## GIVEN DATA
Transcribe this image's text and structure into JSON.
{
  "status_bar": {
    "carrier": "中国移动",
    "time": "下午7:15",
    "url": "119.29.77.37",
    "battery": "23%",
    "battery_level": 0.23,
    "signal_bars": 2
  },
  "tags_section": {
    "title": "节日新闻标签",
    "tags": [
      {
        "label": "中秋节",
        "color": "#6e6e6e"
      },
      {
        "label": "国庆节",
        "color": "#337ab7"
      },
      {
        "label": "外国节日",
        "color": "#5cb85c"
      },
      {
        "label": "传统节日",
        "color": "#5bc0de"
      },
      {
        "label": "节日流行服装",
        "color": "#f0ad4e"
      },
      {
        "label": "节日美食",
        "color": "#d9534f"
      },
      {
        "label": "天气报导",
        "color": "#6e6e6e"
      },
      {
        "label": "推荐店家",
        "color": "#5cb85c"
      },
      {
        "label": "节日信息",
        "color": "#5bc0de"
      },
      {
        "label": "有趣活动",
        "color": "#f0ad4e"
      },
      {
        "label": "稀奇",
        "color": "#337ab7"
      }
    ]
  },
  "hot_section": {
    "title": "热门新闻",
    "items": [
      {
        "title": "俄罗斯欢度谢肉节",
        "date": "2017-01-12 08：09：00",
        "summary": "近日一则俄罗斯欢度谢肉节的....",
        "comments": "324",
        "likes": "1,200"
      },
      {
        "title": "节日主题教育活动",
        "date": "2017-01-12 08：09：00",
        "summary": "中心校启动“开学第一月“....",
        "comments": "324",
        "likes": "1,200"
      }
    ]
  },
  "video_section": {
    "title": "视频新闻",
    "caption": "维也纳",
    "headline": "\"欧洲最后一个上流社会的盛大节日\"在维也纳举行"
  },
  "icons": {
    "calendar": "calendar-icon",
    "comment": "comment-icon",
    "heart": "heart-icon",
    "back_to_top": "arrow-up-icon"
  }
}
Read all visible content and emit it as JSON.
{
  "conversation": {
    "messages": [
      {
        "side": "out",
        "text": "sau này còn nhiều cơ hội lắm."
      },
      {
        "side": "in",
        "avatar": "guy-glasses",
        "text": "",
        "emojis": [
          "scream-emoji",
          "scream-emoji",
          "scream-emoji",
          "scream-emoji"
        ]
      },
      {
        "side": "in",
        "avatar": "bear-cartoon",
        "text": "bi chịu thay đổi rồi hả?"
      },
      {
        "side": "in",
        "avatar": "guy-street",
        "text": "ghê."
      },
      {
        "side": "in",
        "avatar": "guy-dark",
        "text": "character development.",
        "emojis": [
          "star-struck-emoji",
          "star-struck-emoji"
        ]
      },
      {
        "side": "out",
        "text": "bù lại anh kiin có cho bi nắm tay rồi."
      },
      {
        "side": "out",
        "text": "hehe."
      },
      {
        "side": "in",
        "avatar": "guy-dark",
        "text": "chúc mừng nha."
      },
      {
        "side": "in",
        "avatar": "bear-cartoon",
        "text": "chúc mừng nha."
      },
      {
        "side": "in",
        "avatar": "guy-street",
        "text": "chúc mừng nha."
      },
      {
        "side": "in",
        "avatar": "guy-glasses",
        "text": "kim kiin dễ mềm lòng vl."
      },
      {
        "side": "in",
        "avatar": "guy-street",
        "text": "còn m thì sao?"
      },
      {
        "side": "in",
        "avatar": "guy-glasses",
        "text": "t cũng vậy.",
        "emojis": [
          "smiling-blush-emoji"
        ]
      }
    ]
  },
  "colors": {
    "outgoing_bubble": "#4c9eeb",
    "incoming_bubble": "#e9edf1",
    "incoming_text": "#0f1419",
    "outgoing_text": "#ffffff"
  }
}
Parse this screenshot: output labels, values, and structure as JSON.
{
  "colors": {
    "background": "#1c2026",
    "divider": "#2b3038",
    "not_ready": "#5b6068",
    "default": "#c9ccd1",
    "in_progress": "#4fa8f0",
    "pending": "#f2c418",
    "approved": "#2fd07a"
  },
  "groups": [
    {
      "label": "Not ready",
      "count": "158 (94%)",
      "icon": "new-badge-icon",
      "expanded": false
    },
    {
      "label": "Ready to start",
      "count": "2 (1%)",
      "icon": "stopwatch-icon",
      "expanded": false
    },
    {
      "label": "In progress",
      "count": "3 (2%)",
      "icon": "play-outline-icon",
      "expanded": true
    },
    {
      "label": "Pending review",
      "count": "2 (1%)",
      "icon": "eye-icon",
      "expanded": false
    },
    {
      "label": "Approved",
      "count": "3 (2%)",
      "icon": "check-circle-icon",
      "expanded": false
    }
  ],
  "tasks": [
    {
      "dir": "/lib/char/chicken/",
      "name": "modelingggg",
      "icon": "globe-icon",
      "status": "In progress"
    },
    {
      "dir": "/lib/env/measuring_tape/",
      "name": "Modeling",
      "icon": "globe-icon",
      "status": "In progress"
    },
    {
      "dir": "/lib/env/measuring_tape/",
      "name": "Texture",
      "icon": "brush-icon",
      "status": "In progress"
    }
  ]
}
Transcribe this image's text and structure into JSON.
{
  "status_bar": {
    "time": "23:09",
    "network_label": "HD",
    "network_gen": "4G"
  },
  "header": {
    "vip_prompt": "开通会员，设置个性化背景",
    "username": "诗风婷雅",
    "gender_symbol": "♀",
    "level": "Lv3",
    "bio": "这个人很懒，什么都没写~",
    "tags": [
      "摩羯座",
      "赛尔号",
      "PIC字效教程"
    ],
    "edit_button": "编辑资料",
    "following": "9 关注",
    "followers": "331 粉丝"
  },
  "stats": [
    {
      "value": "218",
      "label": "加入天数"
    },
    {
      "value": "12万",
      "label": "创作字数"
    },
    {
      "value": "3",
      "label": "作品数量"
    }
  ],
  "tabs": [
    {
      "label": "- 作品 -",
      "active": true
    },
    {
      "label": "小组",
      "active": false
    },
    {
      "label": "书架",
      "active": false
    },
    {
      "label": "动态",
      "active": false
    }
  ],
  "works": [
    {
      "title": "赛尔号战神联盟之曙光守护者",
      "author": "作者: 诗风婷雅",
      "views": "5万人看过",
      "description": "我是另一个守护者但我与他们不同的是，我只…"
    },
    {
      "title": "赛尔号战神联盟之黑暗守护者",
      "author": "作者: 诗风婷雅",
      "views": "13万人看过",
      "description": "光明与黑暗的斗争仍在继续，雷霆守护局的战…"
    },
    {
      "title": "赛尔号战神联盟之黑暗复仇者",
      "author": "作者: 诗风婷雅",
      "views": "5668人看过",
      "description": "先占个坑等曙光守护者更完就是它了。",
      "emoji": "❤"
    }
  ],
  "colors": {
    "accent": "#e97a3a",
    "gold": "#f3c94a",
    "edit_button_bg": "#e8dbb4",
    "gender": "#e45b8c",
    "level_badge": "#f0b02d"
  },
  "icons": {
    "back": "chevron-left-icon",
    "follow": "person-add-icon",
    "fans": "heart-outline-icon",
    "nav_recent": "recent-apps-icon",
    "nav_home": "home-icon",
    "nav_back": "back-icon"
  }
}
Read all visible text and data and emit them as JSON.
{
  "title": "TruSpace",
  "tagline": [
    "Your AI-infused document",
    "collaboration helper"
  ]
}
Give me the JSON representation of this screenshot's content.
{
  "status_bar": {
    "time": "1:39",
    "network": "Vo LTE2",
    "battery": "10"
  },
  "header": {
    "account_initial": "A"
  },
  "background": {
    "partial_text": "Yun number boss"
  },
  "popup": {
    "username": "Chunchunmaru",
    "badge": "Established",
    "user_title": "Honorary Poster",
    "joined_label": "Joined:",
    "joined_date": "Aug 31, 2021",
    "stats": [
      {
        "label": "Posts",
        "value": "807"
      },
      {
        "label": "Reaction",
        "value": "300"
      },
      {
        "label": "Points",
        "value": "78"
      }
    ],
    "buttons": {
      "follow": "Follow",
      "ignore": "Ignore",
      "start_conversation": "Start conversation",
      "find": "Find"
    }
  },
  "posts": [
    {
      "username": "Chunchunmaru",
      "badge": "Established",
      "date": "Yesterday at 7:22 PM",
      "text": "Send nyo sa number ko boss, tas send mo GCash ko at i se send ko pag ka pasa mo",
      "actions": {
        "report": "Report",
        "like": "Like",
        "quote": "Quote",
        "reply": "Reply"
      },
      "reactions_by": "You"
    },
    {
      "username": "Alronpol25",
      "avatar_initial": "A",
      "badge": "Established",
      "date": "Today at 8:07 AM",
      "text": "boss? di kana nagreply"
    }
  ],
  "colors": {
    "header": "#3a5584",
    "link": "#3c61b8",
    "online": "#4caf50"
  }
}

## GIVEN TASK
Every line that holds the word "visible" should be extracted.

## RESULT BELOW
Read all visible content and emit it as JSON.
Read all visible text and data and emit them as JSON.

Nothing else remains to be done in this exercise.